* [To do]: Gather every line below where "уменьшить" appears.

* [Records from a collection]:

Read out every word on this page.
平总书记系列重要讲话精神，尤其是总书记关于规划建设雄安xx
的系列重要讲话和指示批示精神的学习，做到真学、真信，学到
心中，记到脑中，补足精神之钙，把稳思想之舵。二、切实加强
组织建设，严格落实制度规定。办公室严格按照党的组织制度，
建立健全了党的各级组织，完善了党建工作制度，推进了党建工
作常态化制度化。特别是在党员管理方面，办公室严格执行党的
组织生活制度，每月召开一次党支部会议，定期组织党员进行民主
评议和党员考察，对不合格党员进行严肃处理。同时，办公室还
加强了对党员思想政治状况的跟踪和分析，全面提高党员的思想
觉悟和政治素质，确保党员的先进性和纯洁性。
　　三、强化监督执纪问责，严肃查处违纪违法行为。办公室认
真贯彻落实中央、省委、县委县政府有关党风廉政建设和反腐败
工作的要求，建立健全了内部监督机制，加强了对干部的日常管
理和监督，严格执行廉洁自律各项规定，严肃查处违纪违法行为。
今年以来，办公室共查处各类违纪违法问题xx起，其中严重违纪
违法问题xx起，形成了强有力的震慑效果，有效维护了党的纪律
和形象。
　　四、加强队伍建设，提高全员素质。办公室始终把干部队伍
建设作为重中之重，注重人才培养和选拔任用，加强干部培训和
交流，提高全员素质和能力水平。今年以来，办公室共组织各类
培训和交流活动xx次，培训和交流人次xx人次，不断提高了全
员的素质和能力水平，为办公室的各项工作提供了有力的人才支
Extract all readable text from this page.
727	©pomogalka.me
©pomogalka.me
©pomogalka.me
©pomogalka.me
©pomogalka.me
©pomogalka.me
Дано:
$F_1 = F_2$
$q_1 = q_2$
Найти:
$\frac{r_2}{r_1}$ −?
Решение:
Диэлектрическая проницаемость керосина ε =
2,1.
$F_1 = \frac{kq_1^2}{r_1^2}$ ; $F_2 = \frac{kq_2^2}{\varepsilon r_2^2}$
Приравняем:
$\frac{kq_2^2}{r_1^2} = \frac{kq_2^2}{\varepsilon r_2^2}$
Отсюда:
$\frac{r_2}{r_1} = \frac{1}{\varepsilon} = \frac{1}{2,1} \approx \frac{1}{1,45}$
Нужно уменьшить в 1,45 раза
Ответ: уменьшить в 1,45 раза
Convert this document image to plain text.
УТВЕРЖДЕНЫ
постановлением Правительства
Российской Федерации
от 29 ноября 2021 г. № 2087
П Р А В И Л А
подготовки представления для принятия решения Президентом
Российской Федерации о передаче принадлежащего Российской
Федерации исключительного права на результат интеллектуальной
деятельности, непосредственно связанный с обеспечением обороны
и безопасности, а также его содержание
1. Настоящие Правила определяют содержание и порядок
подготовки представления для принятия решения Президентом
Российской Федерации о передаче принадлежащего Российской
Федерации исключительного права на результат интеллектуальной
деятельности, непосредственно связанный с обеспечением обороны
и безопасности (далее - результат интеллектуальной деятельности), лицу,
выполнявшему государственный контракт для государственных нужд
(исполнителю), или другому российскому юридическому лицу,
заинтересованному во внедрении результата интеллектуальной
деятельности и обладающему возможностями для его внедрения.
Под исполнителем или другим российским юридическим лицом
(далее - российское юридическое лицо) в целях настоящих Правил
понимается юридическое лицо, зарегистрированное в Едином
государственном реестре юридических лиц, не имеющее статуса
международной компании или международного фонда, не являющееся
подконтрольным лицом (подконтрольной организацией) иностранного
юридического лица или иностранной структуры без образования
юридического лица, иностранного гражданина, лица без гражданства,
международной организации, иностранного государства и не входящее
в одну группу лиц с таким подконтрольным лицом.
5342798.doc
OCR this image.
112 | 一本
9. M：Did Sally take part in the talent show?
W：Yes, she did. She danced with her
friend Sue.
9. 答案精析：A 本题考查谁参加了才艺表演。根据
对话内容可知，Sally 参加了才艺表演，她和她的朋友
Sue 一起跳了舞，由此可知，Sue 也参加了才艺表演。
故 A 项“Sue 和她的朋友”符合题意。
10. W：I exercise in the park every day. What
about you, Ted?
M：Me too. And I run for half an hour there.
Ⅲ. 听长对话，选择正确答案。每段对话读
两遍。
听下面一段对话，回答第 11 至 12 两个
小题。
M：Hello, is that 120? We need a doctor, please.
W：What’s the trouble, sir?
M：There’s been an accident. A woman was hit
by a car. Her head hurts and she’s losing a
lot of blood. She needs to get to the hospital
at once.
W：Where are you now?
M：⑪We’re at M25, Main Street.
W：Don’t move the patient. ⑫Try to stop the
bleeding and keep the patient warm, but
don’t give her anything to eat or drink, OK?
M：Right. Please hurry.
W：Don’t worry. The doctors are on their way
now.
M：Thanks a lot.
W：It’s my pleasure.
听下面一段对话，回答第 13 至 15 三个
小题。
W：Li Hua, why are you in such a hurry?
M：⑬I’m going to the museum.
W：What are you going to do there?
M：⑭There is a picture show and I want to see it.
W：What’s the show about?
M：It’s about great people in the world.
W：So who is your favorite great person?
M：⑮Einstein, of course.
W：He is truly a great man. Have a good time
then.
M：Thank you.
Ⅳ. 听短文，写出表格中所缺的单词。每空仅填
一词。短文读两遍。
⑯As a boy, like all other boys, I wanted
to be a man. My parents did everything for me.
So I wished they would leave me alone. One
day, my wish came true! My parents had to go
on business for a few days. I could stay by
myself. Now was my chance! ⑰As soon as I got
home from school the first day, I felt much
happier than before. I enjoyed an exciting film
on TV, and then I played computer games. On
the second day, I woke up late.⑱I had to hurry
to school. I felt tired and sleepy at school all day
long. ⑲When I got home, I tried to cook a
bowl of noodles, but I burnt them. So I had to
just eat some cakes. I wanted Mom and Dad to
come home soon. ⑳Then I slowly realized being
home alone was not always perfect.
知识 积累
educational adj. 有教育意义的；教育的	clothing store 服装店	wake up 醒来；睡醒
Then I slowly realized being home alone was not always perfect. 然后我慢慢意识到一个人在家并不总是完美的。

* [Task response]:
Нужно уменьшить в 1,45 раза
Ответ: уменьшить в 1,45 раза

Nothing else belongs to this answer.